[Extracted data entries]
┌──

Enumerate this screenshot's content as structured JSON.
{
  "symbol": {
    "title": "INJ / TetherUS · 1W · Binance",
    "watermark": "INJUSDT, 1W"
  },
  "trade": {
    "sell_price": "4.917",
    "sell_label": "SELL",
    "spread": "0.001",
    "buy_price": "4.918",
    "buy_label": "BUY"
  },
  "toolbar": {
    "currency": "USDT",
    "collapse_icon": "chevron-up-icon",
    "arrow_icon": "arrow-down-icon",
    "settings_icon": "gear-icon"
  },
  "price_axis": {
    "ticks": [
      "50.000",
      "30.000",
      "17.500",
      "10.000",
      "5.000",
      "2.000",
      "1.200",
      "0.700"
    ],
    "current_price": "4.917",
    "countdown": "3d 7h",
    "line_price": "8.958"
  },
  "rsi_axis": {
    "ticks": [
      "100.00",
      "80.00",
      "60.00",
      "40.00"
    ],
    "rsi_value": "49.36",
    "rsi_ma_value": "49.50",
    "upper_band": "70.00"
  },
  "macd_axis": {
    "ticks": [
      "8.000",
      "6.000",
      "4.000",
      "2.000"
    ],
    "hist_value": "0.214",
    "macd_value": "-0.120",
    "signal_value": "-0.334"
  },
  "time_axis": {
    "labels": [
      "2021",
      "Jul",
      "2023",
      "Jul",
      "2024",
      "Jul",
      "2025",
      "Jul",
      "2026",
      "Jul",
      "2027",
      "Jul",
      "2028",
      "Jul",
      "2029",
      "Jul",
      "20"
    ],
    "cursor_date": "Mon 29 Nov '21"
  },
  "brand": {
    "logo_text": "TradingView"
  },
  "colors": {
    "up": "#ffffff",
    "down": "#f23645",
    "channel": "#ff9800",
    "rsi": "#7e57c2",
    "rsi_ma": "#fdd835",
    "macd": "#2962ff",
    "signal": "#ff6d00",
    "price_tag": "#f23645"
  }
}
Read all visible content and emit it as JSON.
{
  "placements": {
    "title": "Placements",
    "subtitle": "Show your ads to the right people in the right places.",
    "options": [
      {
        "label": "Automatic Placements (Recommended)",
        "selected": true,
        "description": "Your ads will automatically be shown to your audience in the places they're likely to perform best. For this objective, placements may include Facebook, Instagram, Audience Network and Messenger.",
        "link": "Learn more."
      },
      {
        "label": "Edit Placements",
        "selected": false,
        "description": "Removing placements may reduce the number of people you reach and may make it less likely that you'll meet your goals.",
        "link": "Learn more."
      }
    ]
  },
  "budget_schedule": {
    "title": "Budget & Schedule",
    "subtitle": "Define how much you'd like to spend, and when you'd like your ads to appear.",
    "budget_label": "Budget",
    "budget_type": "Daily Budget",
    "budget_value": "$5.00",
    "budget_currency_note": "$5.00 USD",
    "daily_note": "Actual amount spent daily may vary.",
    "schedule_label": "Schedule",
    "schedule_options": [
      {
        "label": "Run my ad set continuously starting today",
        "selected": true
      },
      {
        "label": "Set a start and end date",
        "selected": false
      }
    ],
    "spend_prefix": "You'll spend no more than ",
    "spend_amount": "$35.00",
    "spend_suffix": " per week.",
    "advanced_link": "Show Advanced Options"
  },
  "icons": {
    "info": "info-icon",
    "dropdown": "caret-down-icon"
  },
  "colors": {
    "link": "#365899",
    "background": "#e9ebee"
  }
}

└──

To do - Copy out the full listing exactly.

Full response -
Enumerate this screenshot's content as structured JSON.
{
  "symbol": {
    "title": "INJ / TetherUS · 1W · Binance",
    "watermark": "INJUSDT, 1W"
  },
  "trade": {
    "sell_price": "4.917",
    "sell_label": "SELL",
    "spread": "0.001",
    "buy_price": "4.918",
    "buy_label": "BUY"
  },
  "toolbar": {
    "currency": "USDT",
    "collapse_icon": "chevron-up-icon",
    "arrow_icon": "arrow-down-icon",
    "settings_icon": "gear-icon"
  },
  "price_axis": {
    "ticks": [
      "50.000",
      "30.000",
      "17.500",
      "10.000",
      "5.000",
      "2.000",
      "1.200",
      "0.700"
    ],
    "current_price": "4.917",
    "countdown": "3d 7h",
    "line_price": "8.958"
  },
  "rsi_axis": {
    "ticks": [
      "100.00",
      "80.00",
      "60.00",
      "40.00"
    ],
    "rsi_value": "49.36",
    "rsi_ma_value": "49.50",
    "upper_band": "70.00"
  },
  "macd_axis": {
    "ticks": [
      "8.000",
      "6.000",
      "4.000",
      "2.000"
    ],
    "hist_value": "0.214",
    "macd_value": "-0.120",
    "signal_value": "-0.334"
  },
  "time_axis": {
    "labels": [
      "2021",
      "Jul",
      "2023",
      "Jul",
      "2024",
      "Jul",
      "2025",
      "Jul",
      "2026",
      "Jul",
      "2027",
      "Jul",
      "2028",
      "Jul",
      "2029",
      "Jul",
      "20"
    ],
    "cursor_date": "Mon 29 Nov '21"
  },
  "brand": {
    "logo_text": "TradingView"
  },
  "colors": {
    "up": "#ffffff",
    "down": "#f23645",
    "channel": "#ff9800",
    "rsi": "#7e57c2",
    "rsi_ma": "#fdd835",
    "macd": "#2962ff",
    "signal": "#ff6d00",
    "price_tag": "#f23645"
  }
}
Read all visible content and emit it as JSON.
{
  "placements": {
    "title": "Placements",
    "subtitle": "Show your ads to the right people in the right places.",
    "options": [
      {
        "label": "Automatic Placements (Recommended)",
        "selected": true,
        "description": "Your ads will automatically be shown to your audience in the places they're likely to perform best. For this objective, placements may include Facebook, Instagram, Audience Network and Messenger.",
        "link": "Learn more."
      },
      {
        "label": "Edit Placements",
        "selected": false,
        "description": "Removing placements may reduce the number of people you reach and may make it less likely that you'll meet your goals.",
        "link": "Learn more."
      }
    ]
  },
  "budget_schedule": {
    "title": "Budget & Schedule",
    "subtitle": "Define how much you'd like to spend, and when you'd like your ads to appear.",
    "budget_label": "Budget",
    "budget_type": "Daily Budget",
    "budget_value": "$5.00",
    "budget_currency_note": "$5.00 USD",
    "daily_note": "Actual amount spent daily may vary.",
    "schedule_label": "Schedule",
    "schedule_options": [
      {
        "label": "Run my ad set continuously starting today",
        "selected": true
      },
      {
        "label": "Set a start and end date",
        "selected": false
      }
    ],
    "spend_prefix": "You'll spend no more than ",
    "spend_amount": "$35.00",
    "spend_suffix": " per week.",
    "advanced_link": "Show Advanced Options"
  },
  "icons": {
    "info": "info-icon",
    "dropdown": "caret-down-icon"
  },
  "colors": {
    "link": "#365899",
    "background": "#e9ebee"
  }
}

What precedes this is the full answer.